◆ **Task**: Your task is to copy each line that has the word "Körpers".

◆ **Task material**:
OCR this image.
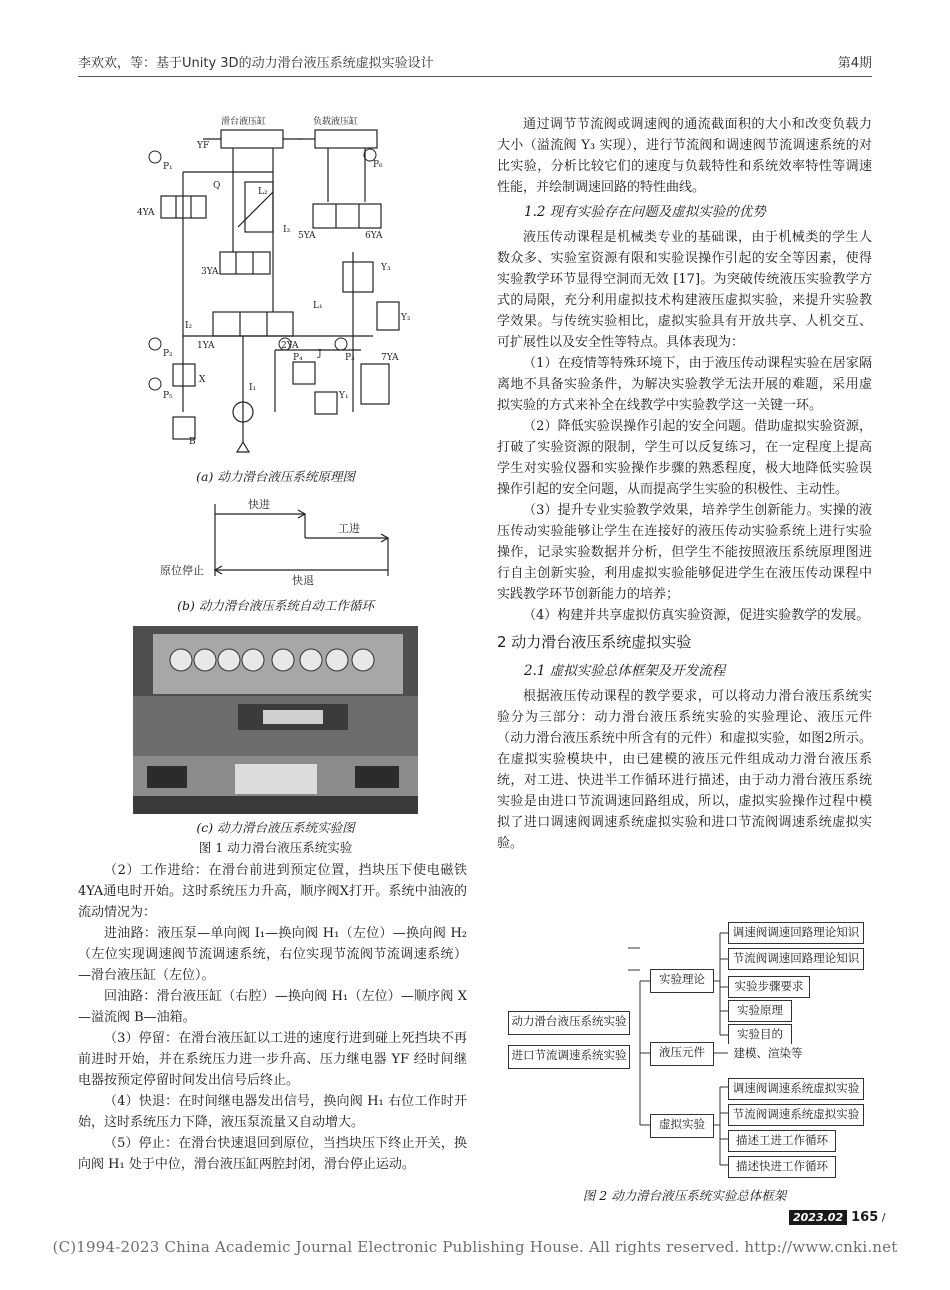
李欢欢，等：基于Unity 3D的动力滑台液压系统虚拟实验设计	第4期
滑台液压缸	负载液压缸
YF
P₁	P₆
4YA
Q
L₂
I₃
3YA
5YA	6YA
Y₃
L₁
Y₂
I₂
1YA	2YA
P₂	P₄ J	P₃	7YA
X
I₁
Y₁
P₅
B
(a) 动力滑台液压系统原理图
快进
工进
原位停止
快退
(b) 动力滑台液压系统自动工作循环
(c) 动力滑台液压系统实验图
图 1 动力滑台液压系统实验

（2）工作进给：在滑台前进到预定位置，挡块压下使电磁铁4YA通电时开始。这时系统压力升高，顺序阀X打开。系统中油液的流动情况为：

进油路：液压泵—单向阀 I₁—换向阀 H₁（左位）—换向阀 H₂（左位实现调速阀节流调速系统，右位实现节流阀节流调速系统）—滑台液压缸（左位）。

回油路：滑台液压缸（右腔）—换向阀 H₁（左位）—顺序阀 X—溢流阀 B—油箱。

（3）停留：在滑台液压缸以工进的速度行进到碰上死挡块不再前进时开始，并在系统压力进一步升高、压力继电器 YF 经时间继电器按预定停留时间发出信号后终止。

（4）快退：在时间继电器发出信号，换向阀 H₁ 右位工作时开始，这时系统压力下降，液压泵流量又自动增大。

（5）停止：在滑台快速退回到原位，当挡块压下终止开关，换向阀 H₁ 处于中位，滑台液压缸两腔封闭，滑台停止运动。

通过调节节流阀或调速阀的通流截面积的大小和改变负载力大小（溢流阀 Y₃ 实现），进行节流阀和调速阀节流调速系统的对比实验，分析比较它们的速度与负载特性和系统效率特性等调速性能，并绘制调速回路的特性曲线。

1.2 现有实验存在问题及虚拟实验的优势

液压传动课程是机械类专业的基础课，由于机械类的学生人数众多、实验室资源有限和实验误操作引起的安全等因素，使得实验教学环节显得空洞而无效 [17]。为突破传统液压实验教学方式的局限，充分利用虚拟技术构建液压虚拟实验，来提升实验教学效果。与传统实验相比，虚拟实验具有开放共享、人机交互、可扩展性以及安全性等特点。具体表现为：

（1）在疫情等特殊环境下，由于液压传动课程实验在居家隔离地不具备实验条件，为解决实验教学无法开展的难题，采用虚拟实验的方式来补全在线教学中实验教学这一关键一环。

（2）降低实验误操作引起的安全问题。借助虚拟实验资源，打破了实验资源的限制，学生可以反复练习，在一定程度上提高学生对实验仪器和实验操作步骤的熟悉程度，极大地降低实验误操作引起的安全问题，从而提高学生实验的积极性、主动性。

（3）提升专业实验教学效果，培养学生创新能力。实操的液压传动实验能够让学生在连接好的液压传动实验系统上进行实验操作，记录实验数据并分析，但学生不能按照液压系统原理图进行自主创新实验，利用虚拟实验能够促进学生在液压传动课程中实践教学环节创新能力的培养；

（4）构建并共享虚拟仿真实验资源，促进实验教学的发展。

2 动力滑台液压系统虚拟实验
2.1 虚拟实验总体框架及开发流程

根据液压传动课程的教学要求，可以将动力滑台液压系统实验分为三部分：动力滑台液压系统实验的实验理论、液压元件（动力滑台液压系统中所含有的元件）和虚拟实验，如图2所示。在虚拟实验模块中，由已建模的液压元件组成动力滑台液压系统，对工进、快进半工作循环进行描述，由于动力滑台液压系统实验是由进口节流调速回路组成，所以，虚拟实验操作过程中模拟了进口调速阀调速系统虚拟实验和进口节流阀调速系统虚拟实验。

动力滑台液压系统实验
进口节流调速系统实验
实验理论
液压元件
虚拟实验
调速阀调速回路理论知识
节流阀调速回路理论知识
实验步骤要求
实验原理
实验目的
建模、渲染等
调速阀调速系统虚拟实验
节流阀调速系统虚拟实验
描述工进工作循环
描述快进工作循环
图 2 动力滑台液压系统实验总体框架
2023.02 165 /
(C)1994-2023 China Academic Journal Electronic Publishing House. All rights reserved. http://www.cnki.net
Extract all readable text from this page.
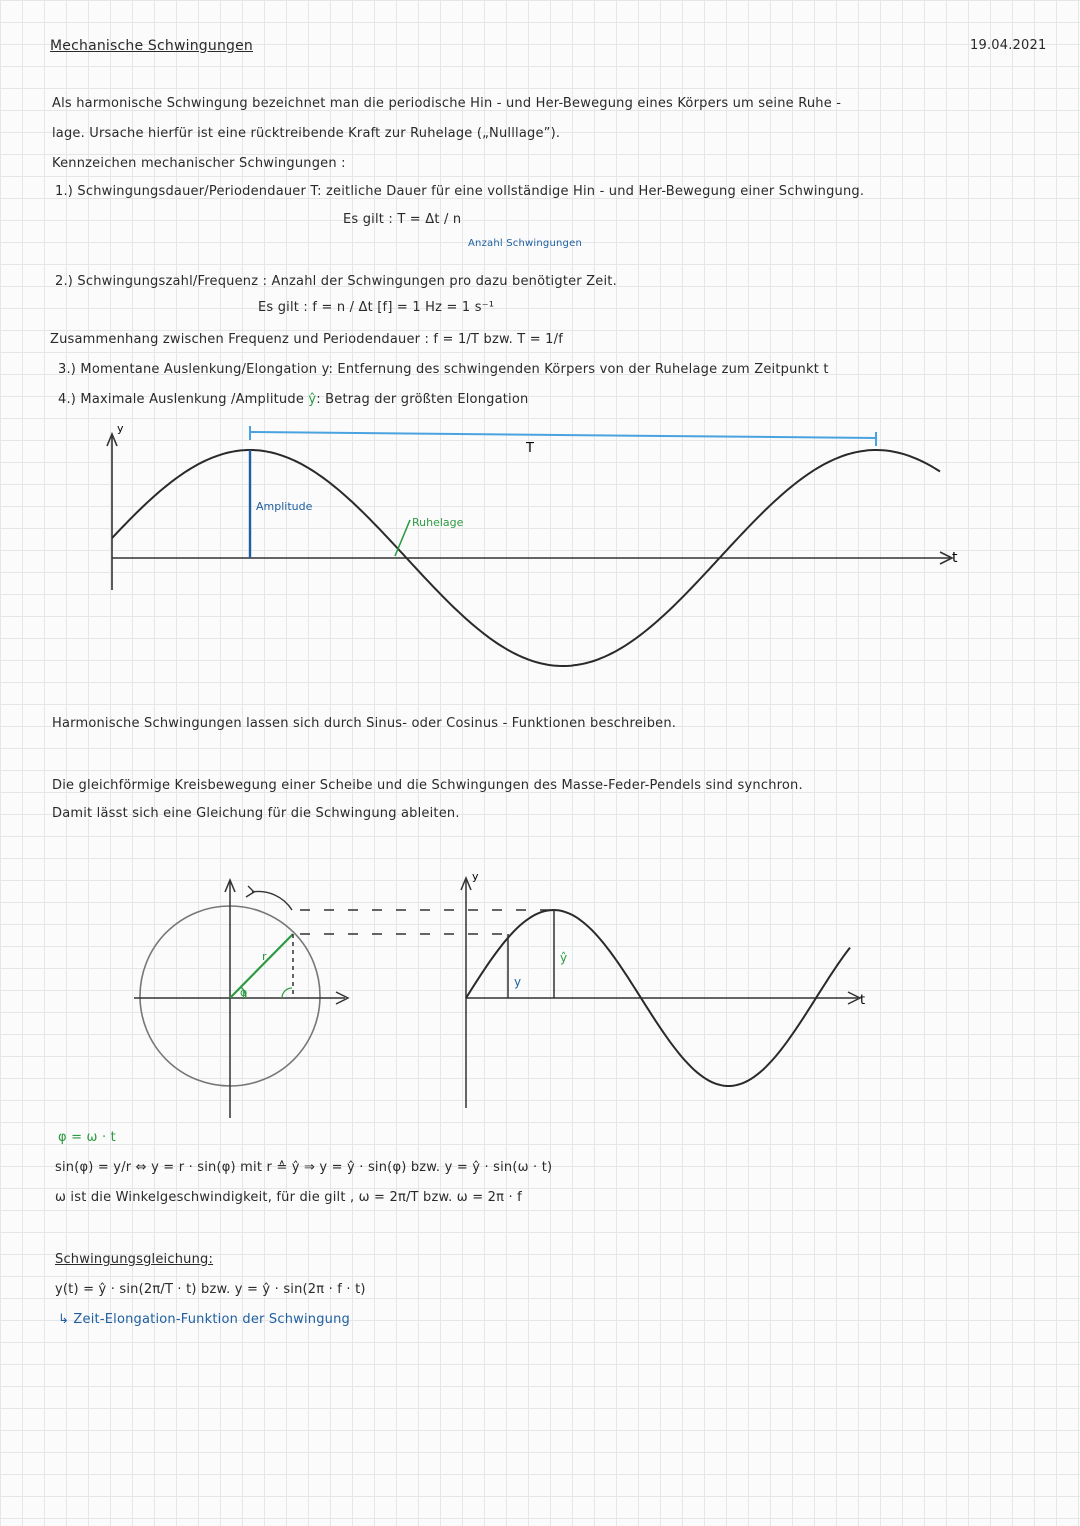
Mechanische Schwingungen	19.04.2021
Als harmonische Schwingung bezeichnet man die periodische Hin - und Her-Bewegung eines Körpers um seine Ruhe -
lage. Ursache hierfür ist eine rücktreibende Kraft zur Ruhelage („Nulllage”).
Kennzeichen mechanischer Schwingungen :
1.) Schwingungsdauer/Periodendauer T: zeitliche Dauer für eine vollständige Hin - und Her-Bewegung einer Schwingung.
Es gilt : T = Δt / n
Anzahl Schwingungen
2.) Schwingungszahl/Frequenz : Anzahl der Schwingungen pro dazu benötigter Zeit.
Es gilt : f = n / Δt [f] = 1 Hz = 1 s⁻¹
Zusammenhang zwischen Frequenz und Periodendauer : f = 1/T bzw. T = 1/f
3.) Momentane Auslenkung/Elongation y: Entfernung des schwingenden Körpers von der Ruhelage zum Zeitpunkt t
4.) Maximale Auslenkung /Amplitude ŷ: Betrag der größten Elongation
y
t
T
Amplitude
Ruhelage
r
φ
y
t
y
ŷ
Harmonische Schwingungen lassen sich durch Sinus- oder Cosinus - Funktionen beschreiben.
Die gleichförmige Kreisbewegung einer Scheibe und die Schwingungen des Masse-Feder-Pendels sind synchron.
Damit lässt sich eine Gleichung für die Schwingung ableiten.
φ = ω · t
sin(φ) = y/r ⇔ y = r · sin(φ) mit r ≙ ŷ ⇒ y = ŷ · sin(φ) bzw. y = ŷ · sin(ω · t)
ω ist die Winkelgeschwindigkeit, für die gilt , ω = 2π/T bzw. ω = 2π · f
Schwingungsgleichung:
y(t) = ŷ · sin(2π/T · t) bzw. y = ŷ · sin(2π · f · t)
↳ Zeit-Elongation-Funktion der Schwingung
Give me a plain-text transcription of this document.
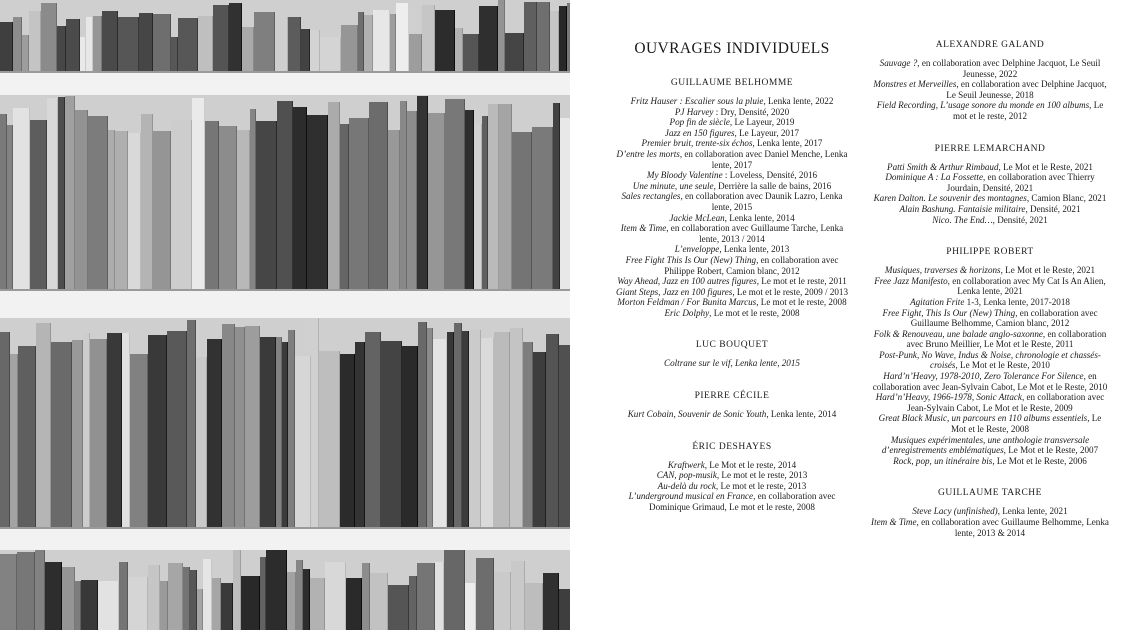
OUVRAGES INDIVIDUELS
GUILLAUME BELHOMME
Fritz Hauser : Escalier sous la pluie, Lenka lente, 2022
PJ Harvey : Dry, Densité, 2020
Pop fin de siècle, Le Layeur, 2019
Jazz en 150 figures, Le Layeur, 2017
Premier bruit, trente-six échos, Lenka lente, 2017
D’entre les morts, en collaboration avec Daniel Menche, Lenka lente, 2017
My Bloody Valentine : Loveless, Densité, 2016
Une minute, une seule, Derrière la salle de bains, 2016
Sales rectangles, en collaboration avec Daunik Lazro, Lenka lente, 2015
Jackie McLean, Lenka lente, 2014
Item & Time, en collaboration avec Guillaume Tarche, Lenka lente, 2013 / 2014
L’enveloppe, Lenka lente, 2013
Free Fight This Is Our (New) Thing, en collaboration avec Philippe Robert, Camion blanc, 2012
Way Ahead, Jazz en 100 autres figures, Le mot et le reste, 2011
Giant Steps, Jazz en 100 figures, Le mot et le reste, 2009 / 2013
Morton Feldman / For Bunita Marcus, Le mot et le reste, 2008
Eric Dolphy, Le mot et le reste, 2008
LUC BOUQUET
Coltrane sur le vif, Lenka lente, 2015
PIERRE CÉCILE
Kurt Cobain, Souvenir de Sonic Youth, Lenka lente, 2014
ÉRIC DESHAYES
Kraftwerk, Le Mot et le reste, 2014
CAN, pop-musik, Le mot et le reste, 2013
Au-delà du rock, Le mot et le reste, 2013
L’underground musical en France, en collaboration avec Dominique Grimaud, Le mot et le reste, 2008
ALEXANDRE GALAND
Sauvage ?, en collaboration avec Delphine Jacquot, Le Seuil Jeunesse, 2022
Monstres et Merveilles, en collaboration avec Delphine Jacquot, Le Seuil Jeunesse, 2018
Field Recording, L’usage sonore du monde en 100 albums, Le mot et le reste, 2012
PIERRE LEMARCHAND
Patti Smith & Arthur Rimbaud, Le Mot et le Reste, 2021
Dominique A : La Fossette, en collaboration avec Thierry Jourdain, Densité, 2021
Karen Dalton. Le souvenir des montagnes, Camion Blanc, 2021
Alain Bashung. Fantaisie militaire, Densité, 2021
Nico. The End…, Densité, 2021
PHILIPPE ROBERT
Musiques, traverses & horizons, Le Mot et le Reste, 2021
Free Jazz Manifesto, en collaboration avec My Cat Is An Alien, Lenka lente, 2021
Agitation Frite 1-3, Lenka lente, 2017-2018
Free Fight, This Is Our (New) Thing, en collaboration avec Guillaume Belhomme, Camion blanc, 2012
Folk & Renouveau, une balade anglo-saxonne, en collaboration avec Bruno Meillier, Le Mot et le Reste, 2011
Post-Punk, No Wave, Indus & Noise, chronologie et chassés-croisés, Le Mot et le Reste, 2010
Hard’n’Heavy, 1978-2010, Zero Tolerance For Silence, en collaboration avec Jean-Sylvain Cabot, Le Mot et le Reste, 2010
Hard’n’Heavy, 1966-1978, Sonic Attack, en collaboration avec Jean-Sylvain Cabot, Le Mot et le Reste, 2009
Great Black Music, un parcours en 110 albums essentiels, Le Mot et le Reste, 2008
Musiques expérimentales, une anthologie transversale d’enregistrements emblématiques, Le Mot et le Reste, 2007
Rock, pop, un itinéraire bis, Le Mot et le Reste, 2006
GUILLAUME TARCHE
Steve Lacy (unfinished), Lenka lente, 2021
Item & Time, en collaboration avec Guillaume Belhomme, Lenka lente, 2013 & 2014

◆ **The result**:
Als harmonische Schwingung bezeichnet man die periodische Hin - und Her-Bewegung eines Körpers um seine Ruhe -
3.) Momentane Auslenkung/Elongation y: Entfernung des schwingenden Körpers von der Ruhelage zum Zeitpunkt t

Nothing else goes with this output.